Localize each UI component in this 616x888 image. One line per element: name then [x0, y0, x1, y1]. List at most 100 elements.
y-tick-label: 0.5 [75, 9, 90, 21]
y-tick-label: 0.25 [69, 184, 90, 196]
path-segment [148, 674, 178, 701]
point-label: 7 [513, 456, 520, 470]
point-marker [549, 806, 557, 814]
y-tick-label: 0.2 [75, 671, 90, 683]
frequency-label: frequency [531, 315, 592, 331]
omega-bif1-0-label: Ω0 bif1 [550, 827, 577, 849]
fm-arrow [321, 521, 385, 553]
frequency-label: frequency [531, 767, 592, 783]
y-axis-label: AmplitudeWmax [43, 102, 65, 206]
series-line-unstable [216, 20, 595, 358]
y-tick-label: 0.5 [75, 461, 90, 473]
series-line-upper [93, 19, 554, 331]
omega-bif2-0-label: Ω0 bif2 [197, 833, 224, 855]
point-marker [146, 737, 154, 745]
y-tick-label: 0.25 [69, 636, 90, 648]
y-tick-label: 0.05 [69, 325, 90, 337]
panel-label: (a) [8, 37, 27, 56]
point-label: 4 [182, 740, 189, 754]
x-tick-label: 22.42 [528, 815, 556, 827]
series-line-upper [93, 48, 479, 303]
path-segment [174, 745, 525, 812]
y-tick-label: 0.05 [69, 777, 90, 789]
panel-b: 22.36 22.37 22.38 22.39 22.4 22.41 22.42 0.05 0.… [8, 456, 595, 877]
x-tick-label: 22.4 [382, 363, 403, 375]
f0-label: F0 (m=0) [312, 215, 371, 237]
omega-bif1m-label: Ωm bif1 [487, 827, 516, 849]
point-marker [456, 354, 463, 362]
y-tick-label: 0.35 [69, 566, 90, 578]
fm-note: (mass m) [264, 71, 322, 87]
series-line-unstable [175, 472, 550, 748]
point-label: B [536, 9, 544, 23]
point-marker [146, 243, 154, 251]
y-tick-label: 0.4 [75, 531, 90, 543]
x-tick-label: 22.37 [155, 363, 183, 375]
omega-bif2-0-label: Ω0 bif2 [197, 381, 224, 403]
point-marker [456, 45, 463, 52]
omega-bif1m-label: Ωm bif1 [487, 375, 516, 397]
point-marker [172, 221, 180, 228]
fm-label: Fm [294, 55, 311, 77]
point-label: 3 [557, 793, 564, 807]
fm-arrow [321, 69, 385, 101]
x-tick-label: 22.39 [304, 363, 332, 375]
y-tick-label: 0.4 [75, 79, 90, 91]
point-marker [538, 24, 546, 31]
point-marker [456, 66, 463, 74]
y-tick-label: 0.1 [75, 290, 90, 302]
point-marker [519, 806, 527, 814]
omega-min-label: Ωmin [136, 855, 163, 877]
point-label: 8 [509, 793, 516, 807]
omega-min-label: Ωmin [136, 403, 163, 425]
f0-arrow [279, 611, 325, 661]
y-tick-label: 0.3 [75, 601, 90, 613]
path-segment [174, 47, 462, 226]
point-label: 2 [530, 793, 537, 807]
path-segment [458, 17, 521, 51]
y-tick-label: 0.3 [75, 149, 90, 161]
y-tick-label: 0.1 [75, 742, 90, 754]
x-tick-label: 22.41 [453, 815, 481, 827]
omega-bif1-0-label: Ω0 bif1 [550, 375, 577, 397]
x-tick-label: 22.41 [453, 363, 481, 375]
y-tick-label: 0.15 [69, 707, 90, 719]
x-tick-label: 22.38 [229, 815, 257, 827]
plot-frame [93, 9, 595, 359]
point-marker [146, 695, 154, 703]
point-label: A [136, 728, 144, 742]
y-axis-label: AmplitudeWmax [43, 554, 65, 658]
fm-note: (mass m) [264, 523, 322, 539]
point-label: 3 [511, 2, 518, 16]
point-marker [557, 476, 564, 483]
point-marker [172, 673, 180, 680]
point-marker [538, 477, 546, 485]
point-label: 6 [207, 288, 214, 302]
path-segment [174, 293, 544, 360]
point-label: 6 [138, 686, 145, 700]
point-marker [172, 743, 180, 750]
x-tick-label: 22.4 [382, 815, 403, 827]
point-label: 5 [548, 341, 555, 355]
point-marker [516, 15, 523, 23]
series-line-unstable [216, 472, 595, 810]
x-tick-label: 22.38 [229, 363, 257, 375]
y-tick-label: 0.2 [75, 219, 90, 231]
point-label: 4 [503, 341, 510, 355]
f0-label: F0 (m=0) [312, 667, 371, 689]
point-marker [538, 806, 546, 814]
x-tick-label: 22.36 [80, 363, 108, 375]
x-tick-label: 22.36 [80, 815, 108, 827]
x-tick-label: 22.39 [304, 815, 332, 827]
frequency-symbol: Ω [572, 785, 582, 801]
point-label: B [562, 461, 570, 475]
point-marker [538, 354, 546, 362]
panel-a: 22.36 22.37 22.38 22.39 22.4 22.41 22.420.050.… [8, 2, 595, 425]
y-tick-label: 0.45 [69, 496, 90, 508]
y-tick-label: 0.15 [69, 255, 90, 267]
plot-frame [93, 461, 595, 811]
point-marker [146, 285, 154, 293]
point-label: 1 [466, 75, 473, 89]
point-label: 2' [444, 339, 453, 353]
= = = =
Can you retype the items word for word, from the first line up to and including the line with "series-line-unstable [175, 472, 550, 748]"?

Localize each UI component in this 616x888 image. One line per element: name then [x0, y0, x1, y1]. List at most 100 elements.
y-tick-label: 0.5 [75, 9, 90, 21]
y-tick-label: 0.25 [69, 184, 90, 196]
path-segment [148, 674, 178, 701]
point-label: 7 [513, 456, 520, 470]
point-marker [549, 806, 557, 814]
y-tick-label: 0.2 [75, 671, 90, 683]
frequency-label: frequency [531, 315, 592, 331]
omega-bif1-0-label: Ω0 bif1 [550, 827, 577, 849]
fm-arrow [321, 521, 385, 553]
frequency-label: frequency [531, 767, 592, 783]
y-axis-label: AmplitudeWmax [43, 102, 65, 206]
series-line-unstable [216, 20, 595, 358]
y-tick-label: 0.5 [75, 461, 90, 473]
series-line-upper [93, 19, 554, 331]
omega-bif2-0-label: Ω0 bif2 [197, 833, 224, 855]
point-marker [146, 737, 154, 745]
y-tick-label: 0.25 [69, 636, 90, 648]
y-tick-label: 0.05 [69, 325, 90, 337]
panel-label: (a) [8, 37, 27, 56]
point-label: 4 [182, 740, 189, 754]
x-tick-label: 22.42 [528, 815, 556, 827]
series-line-upper [93, 48, 479, 303]
path-segment [174, 745, 525, 812]
y-tick-label: 0.05 [69, 777, 90, 789]
panel-b: 22.36 22.37 22.38 22.39 22.4 22.41 22.42 0.05 0.… [8, 456, 595, 877]
x-tick-label: 22.4 [382, 363, 403, 375]
f0-label: F0 (m=0) [312, 215, 371, 237]
omega-bif1m-label: Ωm bif1 [487, 827, 516, 849]
point-marker [456, 354, 463, 362]
y-tick-label: 0.35 [69, 566, 90, 578]
fm-note: (mass m) [264, 71, 322, 87]
series-line-unstable [175, 472, 550, 748]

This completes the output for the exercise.